#### [PROMPT]
Could you write out every entry exactly as it stands?

#### [INPUT]

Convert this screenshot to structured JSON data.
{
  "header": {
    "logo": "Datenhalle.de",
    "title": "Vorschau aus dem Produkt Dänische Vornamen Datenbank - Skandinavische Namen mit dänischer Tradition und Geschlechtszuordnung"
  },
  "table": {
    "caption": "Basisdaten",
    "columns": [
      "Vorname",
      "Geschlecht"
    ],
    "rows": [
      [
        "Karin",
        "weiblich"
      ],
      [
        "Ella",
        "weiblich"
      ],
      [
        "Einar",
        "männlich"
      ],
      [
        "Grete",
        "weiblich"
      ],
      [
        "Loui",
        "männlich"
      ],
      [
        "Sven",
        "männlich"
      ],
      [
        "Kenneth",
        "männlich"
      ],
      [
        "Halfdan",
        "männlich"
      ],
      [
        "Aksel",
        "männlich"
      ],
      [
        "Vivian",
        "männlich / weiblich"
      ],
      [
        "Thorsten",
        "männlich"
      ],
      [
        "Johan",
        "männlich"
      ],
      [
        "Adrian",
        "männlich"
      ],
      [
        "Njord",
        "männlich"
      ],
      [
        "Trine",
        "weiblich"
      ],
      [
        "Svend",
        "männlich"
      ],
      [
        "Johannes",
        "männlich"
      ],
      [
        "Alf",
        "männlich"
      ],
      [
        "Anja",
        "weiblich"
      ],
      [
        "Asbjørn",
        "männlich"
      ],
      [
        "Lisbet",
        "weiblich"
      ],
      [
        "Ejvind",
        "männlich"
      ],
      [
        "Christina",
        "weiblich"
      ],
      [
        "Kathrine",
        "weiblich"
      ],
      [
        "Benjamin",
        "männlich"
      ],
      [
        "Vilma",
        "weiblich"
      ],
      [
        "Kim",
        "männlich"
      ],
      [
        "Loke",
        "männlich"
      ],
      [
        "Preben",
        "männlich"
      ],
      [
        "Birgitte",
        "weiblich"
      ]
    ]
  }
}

#### [TASK OUTPUT]
Convert this screenshot to structured JSON data.
{
  "header": {
    "logo": "Datenhalle.de",
    "title": "Vorschau aus dem Produkt Dänische Vornamen Datenbank - Skandinavische Namen mit dänischer Tradition und Geschlechtszuordnung"
  },
  "table": {
    "caption": "Basisdaten",
    "columns": [
      "Vorname",
      "Geschlecht"
    ],
    "rows": [
      [
        "Karin",
        "weiblich"
      ],
      [
        "Ella",
        "weiblich"
      ],
      [
        "Einar",
        "männlich"
      ],
      [
        "Grete",
        "weiblich"
      ],
      [
        "Loui",
        "männlich"
      ],
      [
        "Sven",
        "männlich"
      ],
      [
        "Kenneth",
        "männlich"
      ],
      [
        "Halfdan",
        "männlich"
      ],
      [
        "Aksel",
        "männlich"
      ],
      [
        "Vivian",
        "männlich / weiblich"
      ],
      [
        "Thorsten",
        "männlich"
      ],
      [
        "Johan",
        "männlich"
      ],
      [
        "Adrian",
        "männlich"
      ],
      [
        "Njord",
        "männlich"
      ],
      [
        "Trine",
        "weiblich"
      ],
      [
        "Svend",
        "männlich"
      ],
      [
        "Johannes",
        "männlich"
      ],
      [
        "Alf",
        "männlich"
      ],
      [
        "Anja",
        "weiblich"
      ],
      [
        "Asbjørn",
        "männlich"
      ],
      [
        "Lisbet",
        "weiblich"
      ],
      [
        "Ejvind",
        "männlich"
      ],
      [
        "Christina",
        "weiblich"
      ],
      [
        "Kathrine",
        "weiblich"
      ],
      [
        "Benjamin",
        "männlich"
      ],
      [
        "Vilma",
        "weiblich"
      ],
      [
        "Kim",
        "männlich"
      ],
      [
        "Loke",
        "männlich"
      ],
      [
        "Preben",
        "männlich"
      ],
      [
        "Birgitte",
        "weiblich"
      ]
    ]
  }
}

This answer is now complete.